**Instructions to follow:** Where a line contains the string "nagrzewają", copy that line.

**Recorded data:**

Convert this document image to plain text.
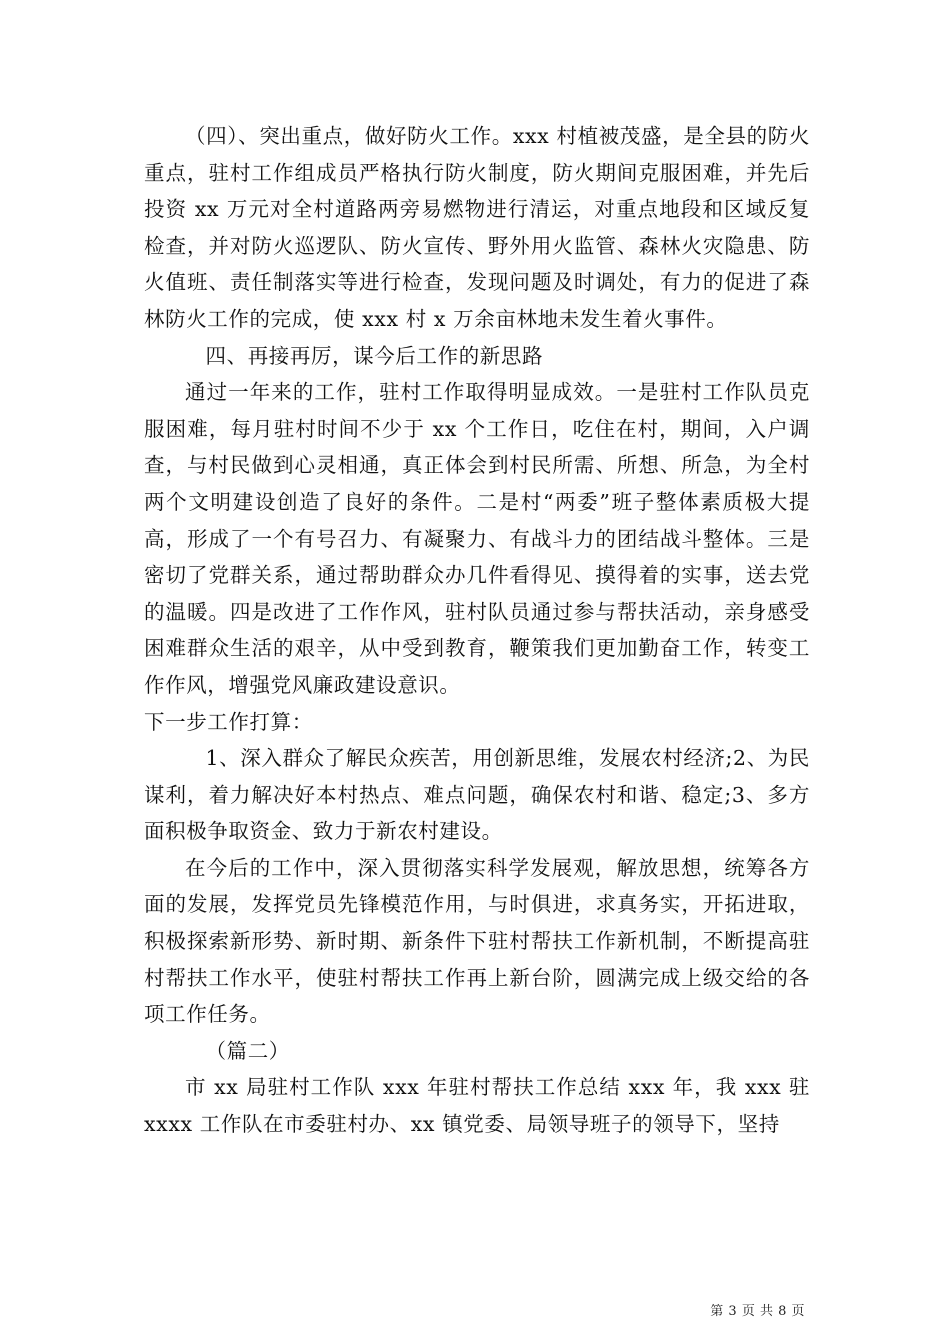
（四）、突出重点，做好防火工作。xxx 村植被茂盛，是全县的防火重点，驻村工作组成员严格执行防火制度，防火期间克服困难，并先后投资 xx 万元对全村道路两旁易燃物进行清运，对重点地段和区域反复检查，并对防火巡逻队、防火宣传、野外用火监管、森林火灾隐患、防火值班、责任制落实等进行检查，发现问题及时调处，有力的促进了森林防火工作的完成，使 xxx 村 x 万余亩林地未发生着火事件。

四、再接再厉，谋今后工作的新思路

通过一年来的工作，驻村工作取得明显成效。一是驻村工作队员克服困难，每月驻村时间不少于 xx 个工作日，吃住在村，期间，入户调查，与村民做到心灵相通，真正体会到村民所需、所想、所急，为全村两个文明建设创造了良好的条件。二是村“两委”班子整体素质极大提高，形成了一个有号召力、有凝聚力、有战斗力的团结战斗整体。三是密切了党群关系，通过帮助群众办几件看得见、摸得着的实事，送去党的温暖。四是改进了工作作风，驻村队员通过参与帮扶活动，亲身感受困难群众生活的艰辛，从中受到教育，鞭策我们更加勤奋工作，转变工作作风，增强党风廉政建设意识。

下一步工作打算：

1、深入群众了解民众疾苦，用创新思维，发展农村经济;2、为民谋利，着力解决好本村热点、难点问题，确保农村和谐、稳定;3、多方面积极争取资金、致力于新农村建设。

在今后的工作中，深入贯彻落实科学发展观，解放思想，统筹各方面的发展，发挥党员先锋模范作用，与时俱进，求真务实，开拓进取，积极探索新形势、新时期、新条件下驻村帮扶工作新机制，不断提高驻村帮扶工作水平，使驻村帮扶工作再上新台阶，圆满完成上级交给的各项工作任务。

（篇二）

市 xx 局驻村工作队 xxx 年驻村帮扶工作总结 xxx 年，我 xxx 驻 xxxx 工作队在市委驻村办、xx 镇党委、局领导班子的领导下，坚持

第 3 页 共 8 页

---

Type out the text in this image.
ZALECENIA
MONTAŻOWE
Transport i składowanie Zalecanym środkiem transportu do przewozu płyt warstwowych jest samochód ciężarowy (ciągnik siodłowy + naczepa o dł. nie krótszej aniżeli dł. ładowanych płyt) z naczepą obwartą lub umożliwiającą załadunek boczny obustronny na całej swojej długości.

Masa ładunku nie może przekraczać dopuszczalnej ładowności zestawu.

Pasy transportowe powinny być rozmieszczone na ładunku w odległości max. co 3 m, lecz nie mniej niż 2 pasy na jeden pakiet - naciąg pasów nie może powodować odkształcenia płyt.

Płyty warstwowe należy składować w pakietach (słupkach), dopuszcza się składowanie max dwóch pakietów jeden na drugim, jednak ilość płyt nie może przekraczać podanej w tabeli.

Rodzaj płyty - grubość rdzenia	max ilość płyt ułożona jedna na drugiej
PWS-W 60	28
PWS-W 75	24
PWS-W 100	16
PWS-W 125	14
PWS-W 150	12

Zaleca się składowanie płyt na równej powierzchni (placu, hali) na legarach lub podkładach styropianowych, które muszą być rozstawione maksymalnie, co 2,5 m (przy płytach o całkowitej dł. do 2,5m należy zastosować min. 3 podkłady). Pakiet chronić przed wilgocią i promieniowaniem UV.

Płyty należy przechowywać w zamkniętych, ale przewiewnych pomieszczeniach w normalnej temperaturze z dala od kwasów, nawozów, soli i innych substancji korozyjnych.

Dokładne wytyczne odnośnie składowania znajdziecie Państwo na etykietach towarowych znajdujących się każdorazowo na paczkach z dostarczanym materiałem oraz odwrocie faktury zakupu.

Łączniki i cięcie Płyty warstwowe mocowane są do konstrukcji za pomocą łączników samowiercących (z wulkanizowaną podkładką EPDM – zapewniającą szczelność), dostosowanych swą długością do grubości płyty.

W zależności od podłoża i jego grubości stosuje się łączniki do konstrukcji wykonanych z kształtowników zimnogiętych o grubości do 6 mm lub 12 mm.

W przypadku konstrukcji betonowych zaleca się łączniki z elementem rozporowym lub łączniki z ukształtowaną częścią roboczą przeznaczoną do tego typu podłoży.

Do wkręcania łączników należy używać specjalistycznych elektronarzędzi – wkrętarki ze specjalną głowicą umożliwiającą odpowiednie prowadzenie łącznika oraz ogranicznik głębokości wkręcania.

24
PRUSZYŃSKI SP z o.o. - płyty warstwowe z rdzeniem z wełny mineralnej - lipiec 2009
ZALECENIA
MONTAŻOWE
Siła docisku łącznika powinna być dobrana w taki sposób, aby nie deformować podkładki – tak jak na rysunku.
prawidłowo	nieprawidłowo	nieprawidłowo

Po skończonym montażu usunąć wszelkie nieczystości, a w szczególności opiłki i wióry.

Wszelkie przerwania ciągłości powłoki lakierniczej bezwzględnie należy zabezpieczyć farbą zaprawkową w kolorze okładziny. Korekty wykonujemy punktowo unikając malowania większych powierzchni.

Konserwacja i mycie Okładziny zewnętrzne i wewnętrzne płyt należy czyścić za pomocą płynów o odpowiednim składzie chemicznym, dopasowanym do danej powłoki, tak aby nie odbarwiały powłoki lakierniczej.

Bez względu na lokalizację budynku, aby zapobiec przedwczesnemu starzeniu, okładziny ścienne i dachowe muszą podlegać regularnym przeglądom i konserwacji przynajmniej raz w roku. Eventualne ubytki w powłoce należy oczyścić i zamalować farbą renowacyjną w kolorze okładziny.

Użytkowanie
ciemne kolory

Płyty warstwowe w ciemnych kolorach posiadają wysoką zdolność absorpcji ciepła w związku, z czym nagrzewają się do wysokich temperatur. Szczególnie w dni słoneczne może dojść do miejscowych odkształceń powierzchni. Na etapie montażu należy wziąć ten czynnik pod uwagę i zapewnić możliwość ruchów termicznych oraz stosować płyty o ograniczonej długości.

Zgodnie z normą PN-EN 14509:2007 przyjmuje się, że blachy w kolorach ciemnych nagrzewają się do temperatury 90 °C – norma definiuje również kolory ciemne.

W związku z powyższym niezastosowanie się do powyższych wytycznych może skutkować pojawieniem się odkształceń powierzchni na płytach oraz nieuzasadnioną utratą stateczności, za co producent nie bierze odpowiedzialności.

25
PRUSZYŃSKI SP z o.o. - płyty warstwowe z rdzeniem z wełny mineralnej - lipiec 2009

**Answer:**
Płyty warstwowe w ciemnych kolorach posiadają wysoką zdolność absorpcji ciepła w związku, z czym nagrzewają się do wysokich temperatur. Szczególnie w dni słoneczne może dojść do miejscowych odkształceń powierzchni. Na etapie montażu należy wziąć ten czynnik pod uwagę i zapewnić możliwość ruchów termicznych oraz stosować płyty o ograniczonej długości.
Zgodnie z normą PN-EN 14509:2007 przyjmuje się, że blachy w kolorach ciemnych nagrzewają się do temperatury 90 °C – norma definiuje również kolory ciemne.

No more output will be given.